* WHAT THIS TASK INVOLVES
Every line of the material below must be repeated exactly.

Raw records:
----------

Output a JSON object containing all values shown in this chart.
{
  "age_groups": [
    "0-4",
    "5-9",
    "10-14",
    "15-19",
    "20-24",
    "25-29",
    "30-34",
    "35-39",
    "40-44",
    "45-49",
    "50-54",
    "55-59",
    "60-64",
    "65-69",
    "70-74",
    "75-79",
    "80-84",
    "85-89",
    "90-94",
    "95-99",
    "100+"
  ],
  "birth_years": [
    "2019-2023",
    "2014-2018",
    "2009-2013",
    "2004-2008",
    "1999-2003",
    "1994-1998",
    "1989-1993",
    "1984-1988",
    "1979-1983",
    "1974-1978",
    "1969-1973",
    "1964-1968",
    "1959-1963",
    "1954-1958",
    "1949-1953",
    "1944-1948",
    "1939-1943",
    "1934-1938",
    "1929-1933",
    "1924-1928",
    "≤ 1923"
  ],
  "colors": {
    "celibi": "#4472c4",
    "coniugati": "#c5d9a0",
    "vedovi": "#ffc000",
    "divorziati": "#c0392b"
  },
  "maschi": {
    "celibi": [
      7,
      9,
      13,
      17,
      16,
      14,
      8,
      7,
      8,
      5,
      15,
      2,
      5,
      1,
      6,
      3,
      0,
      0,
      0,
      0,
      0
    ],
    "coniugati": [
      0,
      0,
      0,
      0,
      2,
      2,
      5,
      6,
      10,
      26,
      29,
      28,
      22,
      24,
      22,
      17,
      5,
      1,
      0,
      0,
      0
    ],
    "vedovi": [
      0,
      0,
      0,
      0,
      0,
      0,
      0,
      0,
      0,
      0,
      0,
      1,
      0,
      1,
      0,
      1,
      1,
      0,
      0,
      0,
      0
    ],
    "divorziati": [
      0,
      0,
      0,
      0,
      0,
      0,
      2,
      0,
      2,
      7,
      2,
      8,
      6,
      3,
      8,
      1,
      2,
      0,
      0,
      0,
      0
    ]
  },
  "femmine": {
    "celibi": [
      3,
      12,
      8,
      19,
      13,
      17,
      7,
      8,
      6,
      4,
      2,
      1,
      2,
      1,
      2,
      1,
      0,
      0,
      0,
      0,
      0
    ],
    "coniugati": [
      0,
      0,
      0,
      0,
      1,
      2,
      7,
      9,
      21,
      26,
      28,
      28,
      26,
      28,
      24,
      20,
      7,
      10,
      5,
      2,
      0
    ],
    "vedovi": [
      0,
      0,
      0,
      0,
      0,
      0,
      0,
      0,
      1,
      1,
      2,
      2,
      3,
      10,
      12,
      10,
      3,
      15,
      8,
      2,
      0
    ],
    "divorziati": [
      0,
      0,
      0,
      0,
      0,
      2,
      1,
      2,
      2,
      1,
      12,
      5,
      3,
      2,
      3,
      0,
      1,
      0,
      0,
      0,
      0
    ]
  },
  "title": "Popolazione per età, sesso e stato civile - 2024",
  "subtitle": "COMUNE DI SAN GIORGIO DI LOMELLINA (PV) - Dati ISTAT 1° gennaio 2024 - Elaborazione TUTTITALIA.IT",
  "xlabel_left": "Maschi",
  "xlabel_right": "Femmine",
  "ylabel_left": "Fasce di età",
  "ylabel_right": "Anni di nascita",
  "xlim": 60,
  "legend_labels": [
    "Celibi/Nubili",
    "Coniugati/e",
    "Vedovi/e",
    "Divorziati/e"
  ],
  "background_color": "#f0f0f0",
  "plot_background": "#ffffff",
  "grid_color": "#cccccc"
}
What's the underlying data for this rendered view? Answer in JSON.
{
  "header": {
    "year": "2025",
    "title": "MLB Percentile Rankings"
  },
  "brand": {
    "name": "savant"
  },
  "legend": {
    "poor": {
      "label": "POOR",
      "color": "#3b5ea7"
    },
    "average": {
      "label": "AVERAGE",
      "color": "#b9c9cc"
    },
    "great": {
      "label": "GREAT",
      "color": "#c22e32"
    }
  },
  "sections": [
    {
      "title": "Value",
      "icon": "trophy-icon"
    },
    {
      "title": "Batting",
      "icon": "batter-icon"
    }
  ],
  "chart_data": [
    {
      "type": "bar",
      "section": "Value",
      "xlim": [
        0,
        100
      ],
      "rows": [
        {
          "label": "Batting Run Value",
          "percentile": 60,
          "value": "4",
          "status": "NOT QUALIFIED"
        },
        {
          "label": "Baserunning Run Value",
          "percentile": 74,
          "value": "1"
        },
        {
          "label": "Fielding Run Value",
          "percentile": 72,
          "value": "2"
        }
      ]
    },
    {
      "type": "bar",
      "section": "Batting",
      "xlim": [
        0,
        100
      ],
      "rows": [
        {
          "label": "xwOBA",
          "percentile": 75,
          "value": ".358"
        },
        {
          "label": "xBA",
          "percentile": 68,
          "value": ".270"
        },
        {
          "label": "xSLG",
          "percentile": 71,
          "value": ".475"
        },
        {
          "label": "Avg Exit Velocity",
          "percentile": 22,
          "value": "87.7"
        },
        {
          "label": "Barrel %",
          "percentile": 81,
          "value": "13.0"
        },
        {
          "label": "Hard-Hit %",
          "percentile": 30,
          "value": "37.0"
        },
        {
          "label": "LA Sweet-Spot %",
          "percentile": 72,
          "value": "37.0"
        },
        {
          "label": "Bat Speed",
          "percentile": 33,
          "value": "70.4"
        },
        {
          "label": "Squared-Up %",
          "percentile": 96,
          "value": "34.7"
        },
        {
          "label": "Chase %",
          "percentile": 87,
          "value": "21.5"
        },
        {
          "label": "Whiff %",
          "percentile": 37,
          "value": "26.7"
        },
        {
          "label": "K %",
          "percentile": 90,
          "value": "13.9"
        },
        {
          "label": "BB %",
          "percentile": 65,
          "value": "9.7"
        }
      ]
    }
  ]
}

----------

* WRITTEN REPLY
Output a JSON object containing all values shown in this chart.
{
  "age_groups": [
    "0-4",
    "5-9",
    "10-14",
    "15-19",
    "20-24",
    "25-29",
    "30-34",
    "35-39",
    "40-44",
    "45-49",
    "50-54",
    "55-59",
    "60-64",
    "65-69",
    "70-74",
    "75-79",
    "80-84",
    "85-89",
    "90-94",
    "95-99",
    "100+"
  ],
  "birth_years": [
    "2019-2023",
    "2014-2018",
    "2009-2013",
    "2004-2008",
    "1999-2003",
    "1994-1998",
    "1989-1993",
    "1984-1988",
    "1979-1983",
    "1974-1978",
    "1969-1973",
    "1964-1968",
    "1959-1963",
    "1954-1958",
    "1949-1953",
    "1944-1948",
    "1939-1943",
    "1934-1938",
    "1929-1933",
    "1924-1928",
    "≤ 1923"
  ],
  "colors": {
    "celibi": "#4472c4",
    "coniugati": "#c5d9a0",
    "vedovi": "#ffc000",
    "divorziati": "#c0392b"
  },
  "maschi": {
    "celibi": [
      7,
      9,
      13,
      17,
      16,
      14,
      8,
      7,
      8,
      5,
      15,
      2,
      5,
      1,
      6,
      3,
      0,
      0,
      0,
      0,
      0
    ],
    "coniugati": [
      0,
      0,
      0,
      0,
      2,
      2,
      5,
      6,
      10,
      26,
      29,
      28,
      22,
      24,
      22,
      17,
      5,
      1,
      0,
      0,
      0
    ],
    "vedovi": [
      0,
      0,
      0,
      0,
      0,
      0,
      0,
      0,
      0,
      0,
      0,
      1,
      0,
      1,
      0,
      1,
      1,
      0,
      0,
      0,
      0
    ],
    "divorziati": [
      0,
      0,
      0,
      0,
      0,
      0,
      2,
      0,
      2,
      7,
      2,
      8,
      6,
      3,
      8,
      1,
      2,
      0,
      0,
      0,
      0
    ]
  },
  "femmine": {
    "celibi": [
      3,
      12,
      8,
      19,
      13,
      17,
      7,
      8,
      6,
      4,
      2,
      1,
      2,
      1,
      2,
      1,
      0,
      0,
      0,
      0,
      0
    ],
    "coniugati": [
      0,
      0,
      0,
      0,
      1,
      2,
      7,
      9,
      21,
      26,
      28,
      28,
      26,
      28,
      24,
      20,
      7,
      10,
      5,
      2,
      0
    ],
    "vedovi": [
      0,
      0,
      0,
      0,
      0,
      0,
      0,
      0,
      1,
      1,
      2,
      2,
      3,
      10,
      12,
      10,
      3,
      15,
      8,
      2,
      0
    ],
    "divorziati": [
      0,
      0,
      0,
      0,
      0,
      2,
      1,
      2,
      2,
      1,
      12,
      5,
      3,
      2,
      3,
      0,
      1,
      0,
      0,
      0,
      0
    ]
  },
  "title": "Popolazione per età, sesso e stato civile - 2024",
  "subtitle": "COMUNE DI SAN GIORGIO DI LOMELLINA (PV) - Dati ISTAT 1° gennaio 2024 - Elaborazione TUTTITALIA.IT",
  "xlabel_left": "Maschi",
  "xlabel_right": "Femmine",
  "ylabel_left": "Fasce di età",
  "ylabel_right": "Anni di nascita",
  "xlim": 60,
  "legend_labels": [
    "Celibi/Nubili",
    "Coniugati/e",
    "Vedovi/e",
    "Divorziati/e"
  ],
  "background_color": "#f0f0f0",
  "plot_background": "#ffffff",
  "grid_color": "#cccccc"
}
What's the underlying data for this rendered view? Answer in JSON.
{
  "header": {
    "year": "2025",
    "title": "MLB Percentile Rankings"
  },
  "brand": {
    "name": "savant"
  },
  "legend": {
    "poor": {
      "label": "POOR",
      "color": "#3b5ea7"
    },
    "average": {
      "label": "AVERAGE",
      "color": "#b9c9cc"
    },
    "great": {
      "label": "GREAT",
      "color": "#c22e32"
    }
  },
  "sections": [
    {
      "title": "Value",
      "icon": "trophy-icon"
    },
    {
      "title": "Batting",
      "icon": "batter-icon"
    }
  ],
  "chart_data": [
    {
      "type": "bar",
      "section": "Value",
      "xlim": [
        0,
        100
      ],
      "rows": [
        {
          "label": "Batting Run Value",
          "percentile": 60,
          "value": "4",
          "status": "NOT QUALIFIED"
        },
        {
          "label": "Baserunning Run Value",
          "percentile": 74,
          "value": "1"
        },
        {
          "label": "Fielding Run Value",
          "percentile": 72,
          "value": "2"
        }
      ]
    },
    {
      "type": "bar",
      "section": "Batting",
      "xlim": [
        0,
        100
      ],
      "rows": [
        {
          "label": "xwOBA",
          "percentile": 75,
          "value": ".358"
        },
        {
          "label": "xBA",
          "percentile": 68,
          "value": ".270"
        },
        {
          "label": "xSLG",
          "percentile": 71,
          "value": ".475"
        },
        {
          "label": "Avg Exit Velocity",
          "percentile": 22,
          "value": "87.7"
        },
        {
          "label": "Barrel %",
          "percentile": 81,
          "value": "13.0"
        },
        {
          "label": "Hard-Hit %",
          "percentile": 30,
          "value": "37.0"
        },
        {
          "label": "LA Sweet-Spot %",
          "percentile": 72,
          "value": "37.0"
        },
        {
          "label": "Bat Speed",
          "percentile": 33,
          "value": "70.4"
        },
        {
          "label": "Squared-Up %",
          "percentile": 96,
          "value": "34.7"
        },
        {
          "label": "Chase %",
          "percentile": 87,
          "value": "21.5"
        },
        {
          "label": "Whiff %",
          "percentile": 37,
          "value": "26.7"
        },
        {
          "label": "K %",
          "percentile": 90,
          "value": "13.9"
        },
        {
          "label": "BB %",
          "percentile": 65,
          "value": "9.7"
        }
      ]
    }
  ]
}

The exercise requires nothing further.